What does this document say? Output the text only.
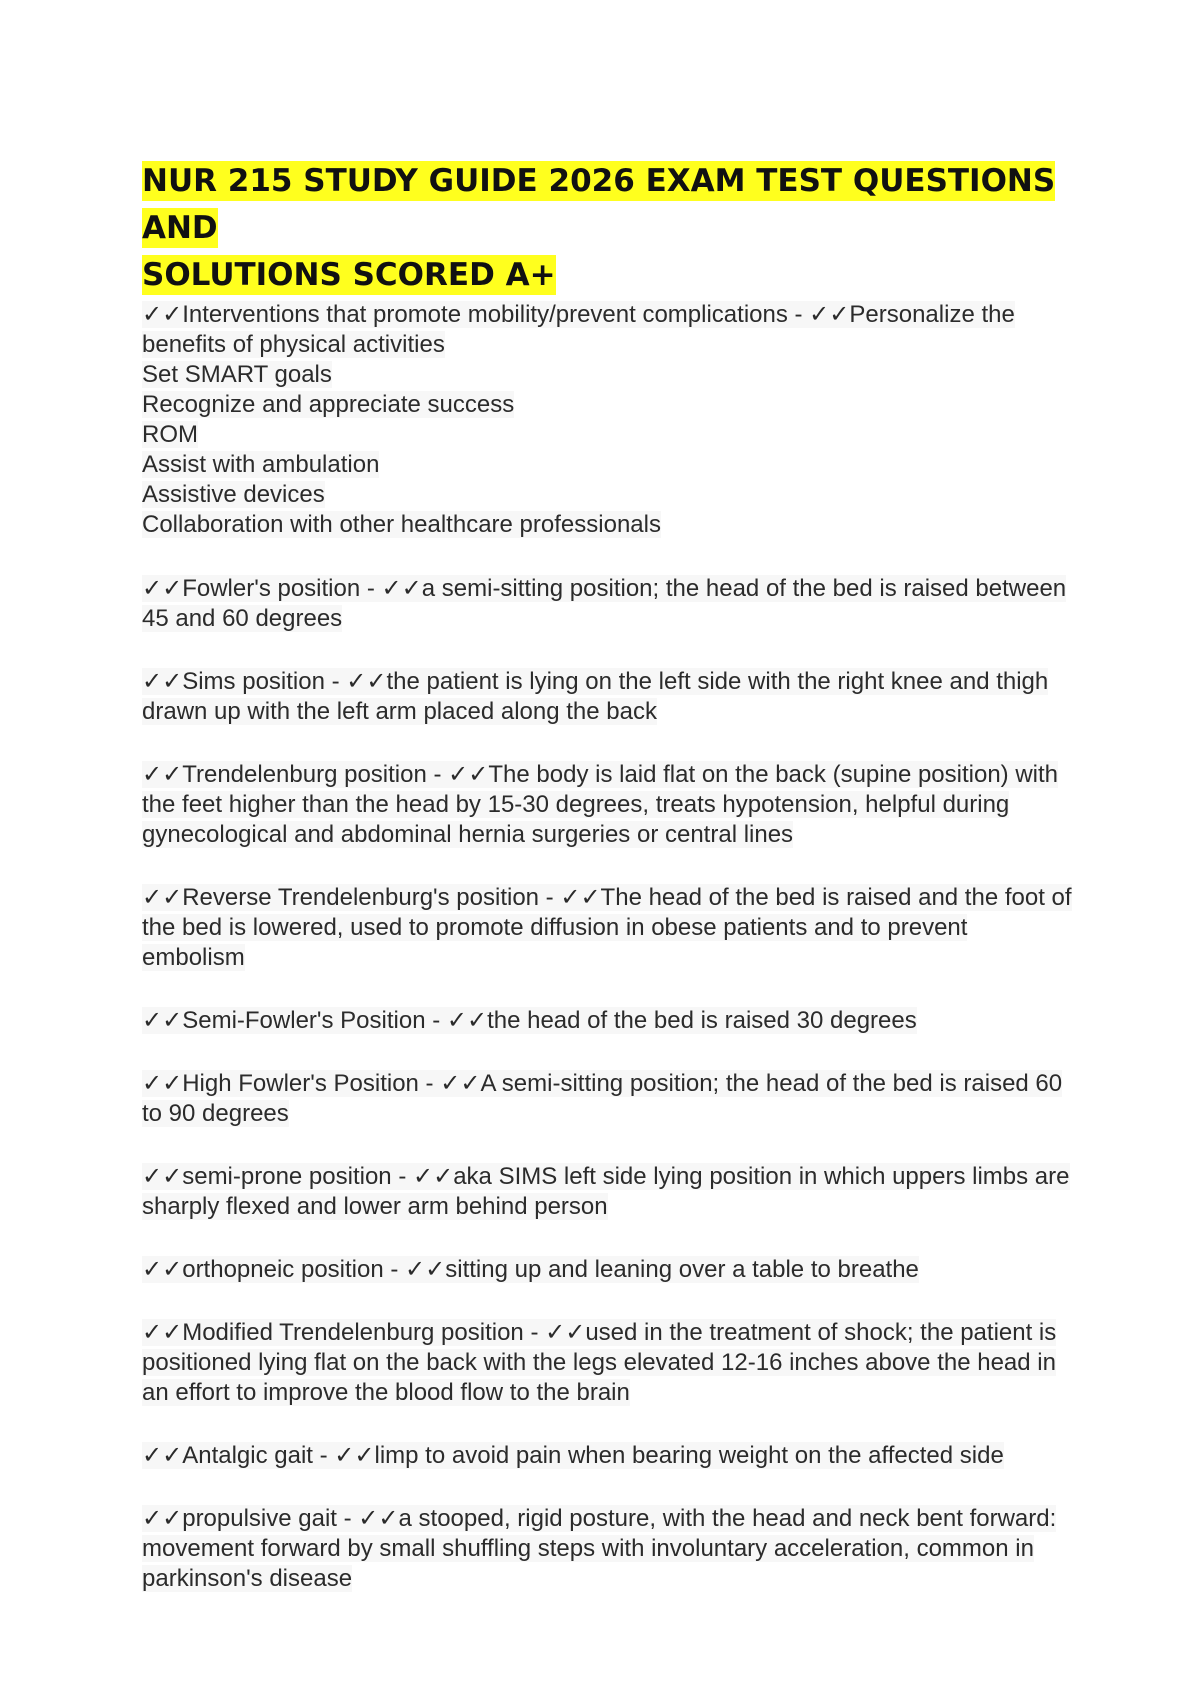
NUR 215 STUDY GUIDE 2026 EXAM TEST QUESTIONS AND
SOLUTIONS SCORED A+
✓✓Interventions that promote mobility/prevent complications - ✓✓Personalize the
benefits of physical activities
Set SMART goals
Recognize and appreciate success
ROM
Assist with ambulation
Assistive devices
Collaboration with other healthcare professionals
✓✓Fowler's position - ✓✓a semi-sitting position; the head of the bed is raised between
45 and 60 degrees
✓✓Sims position - ✓✓the patient is lying on the left side with the right knee and thigh
drawn up with the left arm placed along the back
✓✓Trendelenburg position - ✓✓The body is laid flat on the back (supine position) with
the feet higher than the head by 15-30 degrees, treats hypotension, helpful during
gynecological and abdominal hernia surgeries or central lines
✓✓Reverse Trendelenburg's position - ✓✓The head of the bed is raised and the foot of
the bed is lowered, used to promote diffusion in obese patients and to prevent embolism
✓✓Semi-Fowler's Position - ✓✓the head of the bed is raised 30 degrees
✓✓High Fowler's Position - ✓✓A semi-sitting position; the head of the bed is raised 60
to 90 degrees
✓✓semi-prone position - ✓✓aka SIMS left side lying position in which uppers limbs are
sharply flexed and lower arm behind person
✓✓orthopneic position - ✓✓sitting up and leaning over a table to breathe
✓✓Modified Trendelenburg position - ✓✓used in the treatment of shock; the patient is
positioned lying flat on the back with the legs elevated 12-16 inches above the head in
an effort to improve the blood flow to the brain
✓✓Antalgic gait - ✓✓limp to avoid pain when bearing weight on the affected side
✓✓propulsive gait - ✓✓a stooped, rigid posture, with the head and neck bent forward:
movement forward by small shuffling steps with involuntary acceleration, common in
parkinson's disease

----------

Excluding the pictures, output every entry above without alteration.

What does this document say? Output the text only.
NUR 215 STUDY GUIDE 2026 EXAM TEST QUESTIONS AND
SOLUTIONS SCORED A+
✓✓Interventions that promote mobility/prevent complications - ✓✓Personalize the
benefits of physical activities
Set SMART goals
Recognize and appreciate success
ROM
Assist with ambulation
Assistive devices
Collaboration with other healthcare professionals
✓✓Fowler's position - ✓✓a semi-sitting position; the head of the bed is raised between
45 and 60 degrees
✓✓Sims position - ✓✓the patient is lying on the left side with the right knee and thigh
drawn up with the left arm placed along the back
✓✓Trendelenburg position - ✓✓The body is laid flat on the back (supine position) with
the feet higher than the head by 15-30 degrees, treats hypotension, helpful during
gynecological and abdominal hernia surgeries or central lines
✓✓Reverse Trendelenburg's position - ✓✓The head of the bed is raised and the foot of
the bed is lowered, used to promote diffusion in obese patients and to prevent embolism
✓✓Semi-Fowler's Position - ✓✓the head of the bed is raised 30 degrees
✓✓High Fowler's Position - ✓✓A semi-sitting position; the head of the bed is raised 60
to 90 degrees
✓✓semi-prone position - ✓✓aka SIMS left side lying position in which uppers limbs are
sharply flexed and lower arm behind person
✓✓orthopneic position - ✓✓sitting up and leaning over a table to breathe
✓✓Modified Trendelenburg position - ✓✓used in the treatment of shock; the patient is
positioned lying flat on the back with the legs elevated 12-16 inches above the head in
an effort to improve the blood flow to the brain
✓✓Antalgic gait - ✓✓limp to avoid pain when bearing weight on the affected side
✓✓propulsive gait - ✓✓a stooped, rigid posture, with the head and neck bent forward:
movement forward by small shuffling steps with involuntary acceleration, common in
parkinson's disease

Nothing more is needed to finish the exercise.